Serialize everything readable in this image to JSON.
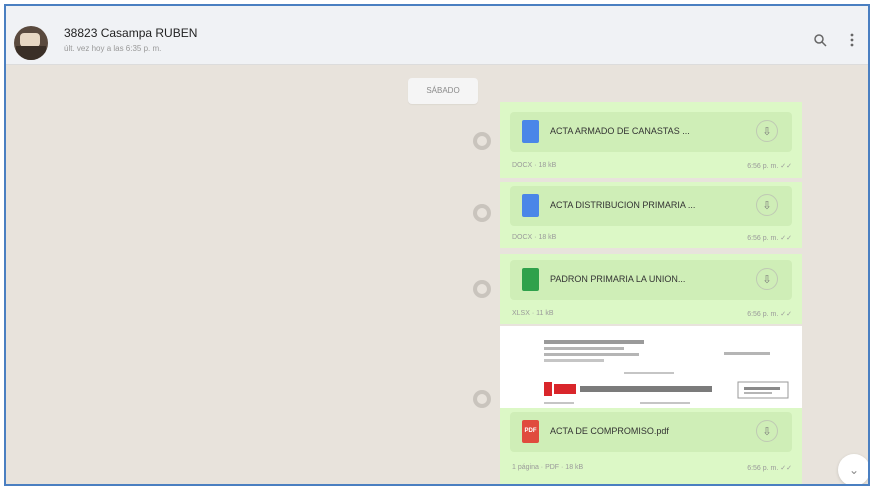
{
  "chat": {
    "contact_name": "38823 Casampa RUBEN",
    "status": "últ. vez hoy a las 6:35 p. m.",
    "search_icon": "search-icon",
    "menu_icon": "kebab-menu-icon"
  },
  "date_chip": "SÁBADO",
  "messages": [
    {
      "icon_label": "",
      "icon_color": "#4a86e8",
      "filename": "ACTA ARMADO DE CANASTAS ...",
      "meta": "DOCX · 18 kB",
      "time": "6:56 p. m. ✓✓"
    },
    {
      "icon_label": "",
      "icon_color": "#4a86e8",
      "filename": "ACTA DISTRIBUCION PRIMARIA ...",
      "meta": "DOCX · 18 kB",
      "time": "6:56 p. m. ✓✓"
    },
    {
      "icon_label": "",
      "icon_color": "#2fa14b",
      "filename": "PADRON PRIMARIA LA UNION...",
      "meta": "XLSX · 11 kB",
      "time": "6:56 p. m. ✓✓"
    },
    {
      "icon_label": "PDF",
      "icon_color": "#e04b3e",
      "filename": "ACTA DE COMPROMISO.pdf",
      "meta": "1 página · PDF · 18 kB",
      "time": "6:56 p. m. ✓✓"
    }
  ],
  "download_glyph": "⇩",
  "scroll_down_glyph": "⌄"
}
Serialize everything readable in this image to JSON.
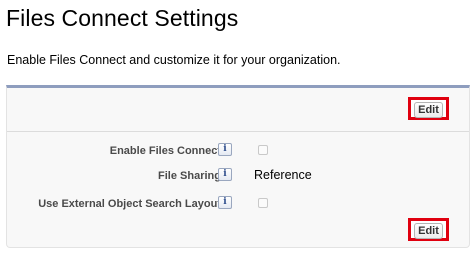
{
  "page": {
    "title": "Files Connect Settings",
    "description": "Enable Files Connect and customize it for your organization."
  },
  "panel": {
    "edit_label": "Edit",
    "fields": [
      {
        "label": "Enable Files Connect",
        "type": "checkbox",
        "checked": false,
        "info_icon": "i"
      },
      {
        "label": "File Sharing",
        "type": "text",
        "value": "Reference",
        "info_icon": "i"
      },
      {
        "label": "Use External Object Search Layout",
        "type": "checkbox",
        "checked": false,
        "info_icon": "i"
      }
    ]
  },
  "colors": {
    "highlight_outline": "#e0000f",
    "panel_top_border": "#8e9dbe",
    "panel_background": "#f8f8f8"
  }
}
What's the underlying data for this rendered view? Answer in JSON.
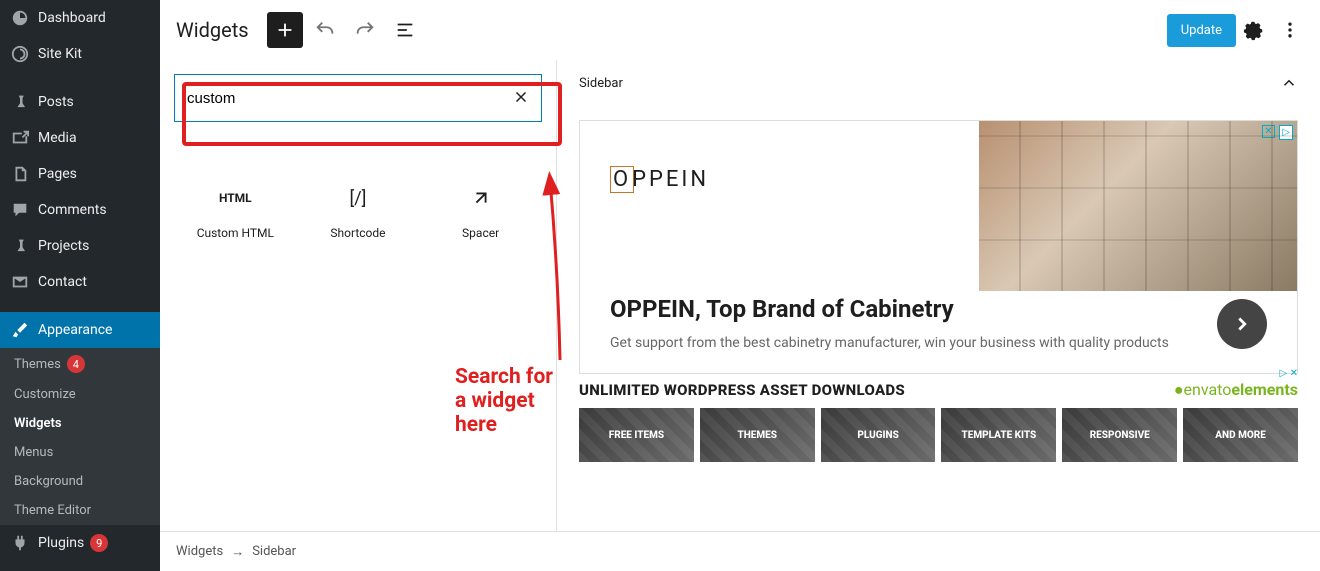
{
  "sidebar": {
    "items": [
      {
        "label": "Dashboard",
        "icon": "dashboard"
      },
      {
        "label": "Site Kit",
        "icon": "sitekit"
      },
      {
        "label": "Posts",
        "icon": "pin"
      },
      {
        "label": "Media",
        "icon": "media"
      },
      {
        "label": "Pages",
        "icon": "pages"
      },
      {
        "label": "Comments",
        "icon": "comments"
      },
      {
        "label": "Projects",
        "icon": "pin"
      },
      {
        "label": "Contact",
        "icon": "mail"
      },
      {
        "label": "Appearance",
        "icon": "brush",
        "active": true
      },
      {
        "label": "Plugins",
        "icon": "plug",
        "badge": "9"
      }
    ],
    "submenu": [
      {
        "label": "Themes",
        "badge": "4"
      },
      {
        "label": "Customize"
      },
      {
        "label": "Widgets",
        "current": true
      },
      {
        "label": "Menus"
      },
      {
        "label": "Background"
      },
      {
        "label": "Theme Editor"
      }
    ]
  },
  "toolbar": {
    "title": "Widgets",
    "update_label": "Update"
  },
  "inserter": {
    "search_value": "custom",
    "blocks": [
      {
        "label": "Custom HTML",
        "icon_text": "HTML"
      },
      {
        "label": "Shortcode",
        "icon_text": "[/]"
      },
      {
        "label": "Spacer",
        "icon_text": "expand"
      }
    ]
  },
  "annotation": {
    "text": "Search for a widget here"
  },
  "preview": {
    "panel_title": "Sidebar",
    "ad": {
      "logo": "OPPEIN",
      "title": "OPPEIN, Top Brand of Cabinetry",
      "desc": "Get support from the best cabinetry manufacturer, win your business with quality products",
      "badge": "▷✕"
    },
    "envato": {
      "headline": "UNLIMITED WORDPRESS ASSET DOWNLOADS",
      "brand": "envatoelements"
    },
    "tiles": [
      "FREE ITEMS",
      "THEMES",
      "PLUGINS",
      "TEMPLATE KITS",
      "RESPONSIVE",
      "AND MORE"
    ]
  },
  "breadcrumb": {
    "a": "Widgets",
    "b": "Sidebar"
  }
}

++++++

PROBLEM: Copy out all the records exactly, excluding pictures.

FULL RESPONSE:
Serialize everything readable in this image to JSON.
{
  "chat": {
    "contact_name": "38823 Casampa RUBEN",
    "status": "últ. vez hoy a las 6:35 p. m.",
    "search_icon": "search-icon",
    "menu_icon": "kebab-menu-icon"
  },
  "date_chip": "SÁBADO",
  "messages": [
    {
      "icon_label": "",
      "icon_color": "#4a86e8",
      "filename": "ACTA ARMADO DE CANASTAS ...",
      "meta": "DOCX · 18 kB",
      "time": "6:56 p. m. ✓✓"
    },
    {
      "icon_label": "",
      "icon_color": "#4a86e8",
      "filename": "ACTA DISTRIBUCION PRIMARIA ...",
      "meta": "DOCX · 18 kB",
      "time": "6:56 p. m. ✓✓"
    },
    {
      "icon_label": "",
      "icon_color": "#2fa14b",
      "filename": "PADRON PRIMARIA LA UNION...",
      "meta": "XLSX · 11 kB",
      "time": "6:56 p. m. ✓✓"
    },
    {
      "icon_label": "PDF",
      "icon_color": "#e04b3e",
      "filename": "ACTA DE COMPROMISO.pdf",
      "meta": "1 página · PDF · 18 kB",
      "time": "6:56 p. m. ✓✓"
    }
  ],
  "download_glyph": "⇩",
  "scroll_down_glyph": "⌄"
}
Serialize everything readable in this image to JSON.
{
  "page": {
    "title": "Files Connect Settings",
    "description": "Enable Files Connect and customize it for your organization."
  },
  "panel": {
    "edit_label": "Edit",
    "fields": [
      {
        "label": "Enable Files Connect",
        "type": "checkbox",
        "checked": false,
        "info_icon": "i"
      },
      {
        "label": "File Sharing",
        "type": "text",
        "value": "Reference",
        "info_icon": "i"
      },
      {
        "label": "Use External Object Search Layout",
        "type": "checkbox",
        "checked": false,
        "info_icon": "i"
      }
    ]
  },
  "colors": {
    "highlight_outline": "#e0000f",
    "panel_top_border": "#8e9dbe",
    "panel_background": "#f8f8f8"
  }
}
What's the underlying data for this rendered view? Answer in JSON.
{
  "sidebar": {
    "items": [
      {
        "label": "Dashboard",
        "icon": "dashboard"
      },
      {
        "label": "Site Kit",
        "icon": "sitekit"
      },
      {
        "label": "Posts",
        "icon": "pin"
      },
      {
        "label": "Media",
        "icon": "media"
      },
      {
        "label": "Pages",
        "icon": "pages"
      },
      {
        "label": "Comments",
        "icon": "comments"
      },
      {
        "label": "Projects",
        "icon": "pin"
      },
      {
        "label": "Contact",
        "icon": "mail"
      },
      {
        "label": "Appearance",
        "icon": "brush",
        "active": true
      },
      {
        "label": "Plugins",
        "icon": "plug",
        "badge": "9"
      }
    ],
    "submenu": [
      {
        "label": "Themes",
        "badge": "4"
      },
      {
        "label": "Customize"
      },
      {
        "label": "Widgets",
        "current": true
      },
      {
        "label": "Menus"
      },
      {
        "label": "Background"
      },
      {
        "label": "Theme Editor"
      }
    ]
  },
  "toolbar": {
    "title": "Widgets",
    "update_label": "Update"
  },
  "inserter": {
    "search_value": "custom",
    "blocks": [
      {
        "label": "Custom HTML",
        "icon_text": "HTML"
      },
      {
        "label": "Shortcode",
        "icon_text": "[/]"
      },
      {
        "label": "Spacer",
        "icon_text": "expand"
      }
    ]
  },
  "annotation": {
    "text": "Search for a widget here"
  },
  "preview": {
    "panel_title": "Sidebar",
    "ad": {
      "logo": "OPPEIN",
      "title": "OPPEIN, Top Brand of Cabinetry",
      "desc": "Get support from the best cabinetry manufacturer, win your business with quality products",
      "badge": "▷✕"
    },
    "envato": {
      "headline": "UNLIMITED WORDPRESS ASSET DOWNLOADS",
      "brand": "envatoelements"
    },
    "tiles": [
      "FREE ITEMS",
      "THEMES",
      "PLUGINS",
      "TEMPLATE KITS",
      "RESPONSIVE",
      "AND MORE"
    ]
  },
  "breadcrumb": {
    "a": "Widgets",
    "b": "Sidebar"
  }
}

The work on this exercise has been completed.